CHALLENGE: Repeat each line word for word.

Data items:
══════════════════════════════
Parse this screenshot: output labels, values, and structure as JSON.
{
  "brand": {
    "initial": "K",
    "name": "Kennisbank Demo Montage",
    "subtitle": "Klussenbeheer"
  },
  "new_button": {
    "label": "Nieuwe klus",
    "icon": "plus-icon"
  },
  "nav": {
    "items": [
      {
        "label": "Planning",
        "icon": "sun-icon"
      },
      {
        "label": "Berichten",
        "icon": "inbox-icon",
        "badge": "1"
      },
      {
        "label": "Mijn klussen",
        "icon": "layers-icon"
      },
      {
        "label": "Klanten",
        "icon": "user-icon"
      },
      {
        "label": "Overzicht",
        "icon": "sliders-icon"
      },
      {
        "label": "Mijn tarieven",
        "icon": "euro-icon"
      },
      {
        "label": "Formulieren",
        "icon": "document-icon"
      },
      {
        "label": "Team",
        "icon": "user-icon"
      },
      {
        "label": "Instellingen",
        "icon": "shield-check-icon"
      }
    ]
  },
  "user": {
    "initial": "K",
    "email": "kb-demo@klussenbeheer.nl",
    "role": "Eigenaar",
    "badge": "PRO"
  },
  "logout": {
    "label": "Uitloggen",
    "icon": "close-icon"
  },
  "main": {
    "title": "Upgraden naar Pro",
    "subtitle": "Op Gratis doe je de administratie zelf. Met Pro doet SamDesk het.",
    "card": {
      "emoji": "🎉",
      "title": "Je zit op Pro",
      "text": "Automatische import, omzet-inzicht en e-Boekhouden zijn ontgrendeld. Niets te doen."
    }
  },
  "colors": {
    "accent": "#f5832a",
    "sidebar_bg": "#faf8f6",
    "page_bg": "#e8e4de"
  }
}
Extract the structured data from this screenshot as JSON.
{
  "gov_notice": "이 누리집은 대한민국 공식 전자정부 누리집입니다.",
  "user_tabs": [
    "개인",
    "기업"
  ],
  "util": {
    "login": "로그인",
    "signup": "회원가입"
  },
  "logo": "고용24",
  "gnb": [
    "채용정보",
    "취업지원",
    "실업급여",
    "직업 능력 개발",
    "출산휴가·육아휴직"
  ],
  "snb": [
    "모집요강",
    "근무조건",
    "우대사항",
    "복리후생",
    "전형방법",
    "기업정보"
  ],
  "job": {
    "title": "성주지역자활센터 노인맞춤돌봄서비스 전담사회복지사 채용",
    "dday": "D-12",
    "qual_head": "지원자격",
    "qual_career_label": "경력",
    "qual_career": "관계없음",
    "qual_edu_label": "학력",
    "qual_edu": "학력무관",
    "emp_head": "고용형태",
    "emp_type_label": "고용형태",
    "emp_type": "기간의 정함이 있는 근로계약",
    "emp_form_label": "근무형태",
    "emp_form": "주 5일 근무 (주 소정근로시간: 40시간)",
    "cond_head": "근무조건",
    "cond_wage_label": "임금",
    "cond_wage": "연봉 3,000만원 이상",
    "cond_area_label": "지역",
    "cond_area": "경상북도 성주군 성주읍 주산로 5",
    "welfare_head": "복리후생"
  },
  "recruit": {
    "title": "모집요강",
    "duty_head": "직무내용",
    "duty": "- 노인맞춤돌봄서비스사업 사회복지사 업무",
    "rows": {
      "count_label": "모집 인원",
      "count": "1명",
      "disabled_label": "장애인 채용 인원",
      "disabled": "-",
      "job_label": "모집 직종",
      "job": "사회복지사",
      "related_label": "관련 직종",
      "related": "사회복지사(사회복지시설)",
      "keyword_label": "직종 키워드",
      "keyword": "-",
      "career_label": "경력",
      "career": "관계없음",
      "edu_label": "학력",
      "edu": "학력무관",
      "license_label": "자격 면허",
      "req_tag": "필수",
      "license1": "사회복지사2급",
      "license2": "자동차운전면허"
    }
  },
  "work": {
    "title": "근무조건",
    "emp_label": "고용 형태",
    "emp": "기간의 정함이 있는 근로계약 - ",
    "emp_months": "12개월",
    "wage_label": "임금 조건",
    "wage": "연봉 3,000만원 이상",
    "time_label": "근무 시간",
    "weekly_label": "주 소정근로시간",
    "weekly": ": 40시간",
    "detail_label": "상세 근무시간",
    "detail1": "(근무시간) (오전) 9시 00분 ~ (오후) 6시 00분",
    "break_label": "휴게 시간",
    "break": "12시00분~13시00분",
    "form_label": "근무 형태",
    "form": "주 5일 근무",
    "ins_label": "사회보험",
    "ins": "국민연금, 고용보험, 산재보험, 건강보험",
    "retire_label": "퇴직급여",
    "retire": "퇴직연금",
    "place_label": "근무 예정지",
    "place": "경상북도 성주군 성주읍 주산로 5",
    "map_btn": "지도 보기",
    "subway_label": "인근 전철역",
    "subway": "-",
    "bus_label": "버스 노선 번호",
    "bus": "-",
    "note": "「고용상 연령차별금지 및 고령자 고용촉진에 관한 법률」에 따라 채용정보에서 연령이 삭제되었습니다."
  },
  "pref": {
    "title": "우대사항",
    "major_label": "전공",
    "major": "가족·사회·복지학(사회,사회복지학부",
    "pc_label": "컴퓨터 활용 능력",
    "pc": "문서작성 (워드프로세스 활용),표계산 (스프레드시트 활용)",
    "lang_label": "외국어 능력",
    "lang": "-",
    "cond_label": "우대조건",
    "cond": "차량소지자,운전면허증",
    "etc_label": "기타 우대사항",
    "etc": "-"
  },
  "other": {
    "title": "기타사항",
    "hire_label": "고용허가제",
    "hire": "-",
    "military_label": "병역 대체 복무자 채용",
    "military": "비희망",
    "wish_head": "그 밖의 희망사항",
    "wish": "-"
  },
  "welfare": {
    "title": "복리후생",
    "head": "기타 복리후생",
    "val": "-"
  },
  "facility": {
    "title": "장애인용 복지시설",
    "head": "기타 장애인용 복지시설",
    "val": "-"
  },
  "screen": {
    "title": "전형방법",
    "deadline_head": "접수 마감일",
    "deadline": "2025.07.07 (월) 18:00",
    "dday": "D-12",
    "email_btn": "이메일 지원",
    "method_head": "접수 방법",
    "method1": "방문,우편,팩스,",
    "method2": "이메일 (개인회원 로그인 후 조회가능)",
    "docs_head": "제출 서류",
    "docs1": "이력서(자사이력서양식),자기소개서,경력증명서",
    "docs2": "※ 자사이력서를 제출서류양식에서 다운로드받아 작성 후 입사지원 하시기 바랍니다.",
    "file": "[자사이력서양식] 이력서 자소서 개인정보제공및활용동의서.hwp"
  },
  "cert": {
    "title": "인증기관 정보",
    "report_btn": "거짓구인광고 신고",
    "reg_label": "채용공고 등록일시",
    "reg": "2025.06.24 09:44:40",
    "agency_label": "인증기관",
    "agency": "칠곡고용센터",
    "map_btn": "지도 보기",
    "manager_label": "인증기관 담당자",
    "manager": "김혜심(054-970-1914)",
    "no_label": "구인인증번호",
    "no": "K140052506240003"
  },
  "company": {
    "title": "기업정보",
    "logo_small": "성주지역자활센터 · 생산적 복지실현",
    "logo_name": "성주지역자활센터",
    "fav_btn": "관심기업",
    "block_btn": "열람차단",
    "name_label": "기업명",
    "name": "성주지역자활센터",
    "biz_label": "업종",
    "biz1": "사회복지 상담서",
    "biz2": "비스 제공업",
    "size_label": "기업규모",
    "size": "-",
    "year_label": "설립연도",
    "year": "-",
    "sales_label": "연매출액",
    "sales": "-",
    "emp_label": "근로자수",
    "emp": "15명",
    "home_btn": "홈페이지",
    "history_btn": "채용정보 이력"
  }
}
══════════════════════════════
FINAL RESULT:
Parse this screenshot: output labels, values, and structure as JSON.
{
  "brand": {
    "initial": "K",
    "name": "Kennisbank Demo Montage",
    "subtitle": "Klussenbeheer"
  },
  "new_button": {
    "label": "Nieuwe klus",
    "icon": "plus-icon"
  },
  "nav": {
    "items": [
      {
        "label": "Planning",
        "icon": "sun-icon"
      },
      {
        "label": "Berichten",
        "icon": "inbox-icon",
        "badge": "1"
      },
      {
        "label": "Mijn klussen",
        "icon": "layers-icon"
      },
      {
        "label": "Klanten",
        "icon": "user-icon"
      },
      {
        "label": "Overzicht",
        "icon": "sliders-icon"
      },
      {
        "label": "Mijn tarieven",
        "icon": "euro-icon"
      },
      {
        "label": "Formulieren",
        "icon": "document-icon"
      },
      {
        "label": "Team",
        "icon": "user-icon"
      },
      {
        "label": "Instellingen",
        "icon": "shield-check-icon"
      }
    ]
  },
  "user": {
    "initial": "K",
    "email": "kb-demo@klussenbeheer.nl",
    "role": "Eigenaar",
    "badge": "PRO"
  },
  "logout": {
    "label": "Uitloggen",
    "icon": "close-icon"
  },
  "main": {
    "title": "Upgraden naar Pro",
    "subtitle": "Op Gratis doe je de administratie zelf. Met Pro doet SamDesk het.",
    "card": {
      "emoji": "🎉",
      "title": "Je zit op Pro",
      "text": "Automatische import, omzet-inzicht en e-Boekhouden zijn ontgrendeld. Niets te doen."
    }
  },
  "colors": {
    "accent": "#f5832a",
    "sidebar_bg": "#faf8f6",
    "page_bg": "#e8e4de"
  }
}
Extract the structured data from this screenshot as JSON.
{
  "gov_notice": "이 누리집은 대한민국 공식 전자정부 누리집입니다.",
  "user_tabs": [
    "개인",
    "기업"
  ],
  "util": {
    "login": "로그인",
    "signup": "회원가입"
  },
  "logo": "고용24",
  "gnb": [
    "채용정보",
    "취업지원",
    "실업급여",
    "직업 능력 개발",
    "출산휴가·육아휴직"
  ],
  "snb": [
    "모집요강",
    "근무조건",
    "우대사항",
    "복리후생",
    "전형방법",
    "기업정보"
  ],
  "job": {
    "title": "성주지역자활센터 노인맞춤돌봄서비스 전담사회복지사 채용",
    "dday": "D-12",
    "qual_head": "지원자격",
    "qual_career_label": "경력",
    "qual_career": "관계없음",
    "qual_edu_label": "학력",
    "qual_edu": "학력무관",
    "emp_head": "고용형태",
    "emp_type_label": "고용형태",
    "emp_type": "기간의 정함이 있는 근로계약",
    "emp_form_label": "근무형태",
    "emp_form": "주 5일 근무 (주 소정근로시간: 40시간)",
    "cond_head": "근무조건",
    "cond_wage_label": "임금",
    "cond_wage": "연봉 3,000만원 이상",
    "cond_area_label": "지역",
    "cond_area": "경상북도 성주군 성주읍 주산로 5",
    "welfare_head": "복리후생"
  },
  "recruit": {
    "title": "모집요강",
    "duty_head": "직무내용",
    "duty": "- 노인맞춤돌봄서비스사업 사회복지사 업무",
    "rows": {
      "count_label": "모집 인원",
      "count": "1명",
      "disabled_label": "장애인 채용 인원",
      "disabled": "-",
      "job_label": "모집 직종",
      "job": "사회복지사",
      "related_label": "관련 직종",
      "related": "사회복지사(사회복지시설)",
      "keyword_label": "직종 키워드",
      "keyword": "-",
      "career_label": "경력",
      "career": "관계없음",
      "edu_label": "학력",
      "edu": "학력무관",
      "license_label": "자격 면허",
      "req_tag": "필수",
      "license1": "사회복지사2급",
      "license2": "자동차운전면허"
    }
  },
  "work": {
    "title": "근무조건",
    "emp_label": "고용 형태",
    "emp": "기간의 정함이 있는 근로계약 - ",
    "emp_months": "12개월",
    "wage_label": "임금 조건",
    "wage": "연봉 3,000만원 이상",
    "time_label": "근무 시간",
    "weekly_label": "주 소정근로시간",
    "weekly": ": 40시간",
    "detail_label": "상세 근무시간",
    "detail1": "(근무시간) (오전) 9시 00분 ~ (오후) 6시 00분",
    "break_label": "휴게 시간",
    "break": "12시00분~13시00분",
    "form_label": "근무 형태",
    "form": "주 5일 근무",
    "ins_label": "사회보험",
    "ins": "국민연금, 고용보험, 산재보험, 건강보험",
    "retire_label": "퇴직급여",
    "retire": "퇴직연금",
    "place_label": "근무 예정지",
    "place": "경상북도 성주군 성주읍 주산로 5",
    "map_btn": "지도 보기",
    "subway_label": "인근 전철역",
    "subway": "-",
    "bus_label": "버스 노선 번호",
    "bus": "-",
    "note": "「고용상 연령차별금지 및 고령자 고용촉진에 관한 법률」에 따라 채용정보에서 연령이 삭제되었습니다."
  },
  "pref": {
    "title": "우대사항",
    "major_label": "전공",
    "major": "가족·사회·복지학(사회,사회복지학부",
    "pc_label": "컴퓨터 활용 능력",
    "pc": "문서작성 (워드프로세스 활용),표계산 (스프레드시트 활용)",
    "lang_label": "외국어 능력",
    "lang": "-",
    "cond_label": "우대조건",
    "cond": "차량소지자,운전면허증",
    "etc_label": "기타 우대사항",
    "etc": "-"
  },
  "other": {
    "title": "기타사항",
    "hire_label": "고용허가제",
    "hire": "-",
    "military_label": "병역 대체 복무자 채용",
    "military": "비희망",
    "wish_head": "그 밖의 희망사항",
    "wish": "-"
  },
  "welfare": {
    "title": "복리후생",
    "head": "기타 복리후생",
    "val": "-"
  },
  "facility": {
    "title": "장애인용 복지시설",
    "head": "기타 장애인용 복지시설",
    "val": "-"
  },
  "screen": {
    "title": "전형방법",
    "deadline_head": "접수 마감일",
    "deadline": "2025.07.07 (월) 18:00",
    "dday": "D-12",
    "email_btn": "이메일 지원",
    "method_head": "접수 방법",
    "method1": "방문,우편,팩스,",
    "method2": "이메일 (개인회원 로그인 후 조회가능)",
    "docs_head": "제출 서류",
    "docs1": "이력서(자사이력서양식),자기소개서,경력증명서",
    "docs2": "※ 자사이력서를 제출서류양식에서 다운로드받아 작성 후 입사지원 하시기 바랍니다.",
    "file": "[자사이력서양식] 이력서 자소서 개인정보제공및활용동의서.hwp"
  },
  "cert": {
    "title": "인증기관 정보",
    "report_btn": "거짓구인광고 신고",
    "reg_label": "채용공고 등록일시",
    "reg": "2025.06.24 09:44:40",
    "agency_label": "인증기관",
    "agency": "칠곡고용센터",
    "map_btn": "지도 보기",
    "manager_label": "인증기관 담당자",
    "manager": "김혜심(054-970-1914)",
    "no_label": "구인인증번호",
    "no": "K140052506240003"
  },
  "company": {
    "title": "기업정보",
    "logo_small": "성주지역자활센터 · 생산적 복지실현",
    "logo_name": "성주지역자활센터",
    "fav_btn": "관심기업",
    "block_btn": "열람차단",
    "name_label": "기업명",
    "name": "성주지역자활센터",
    "biz_label": "업종",
    "biz1": "사회복지 상담서",
    "biz2": "비스 제공업",
    "size_label": "기업규모",
    "size": "-",
    "year_label": "설립연도",
    "year": "-",
    "sales_label": "연매출액",
    "sales": "-",
    "emp_label": "근로자수",
    "emp": "15명",
    "home_btn": "홈페이지",
    "history_btn": "채용정보 이력"
  }
}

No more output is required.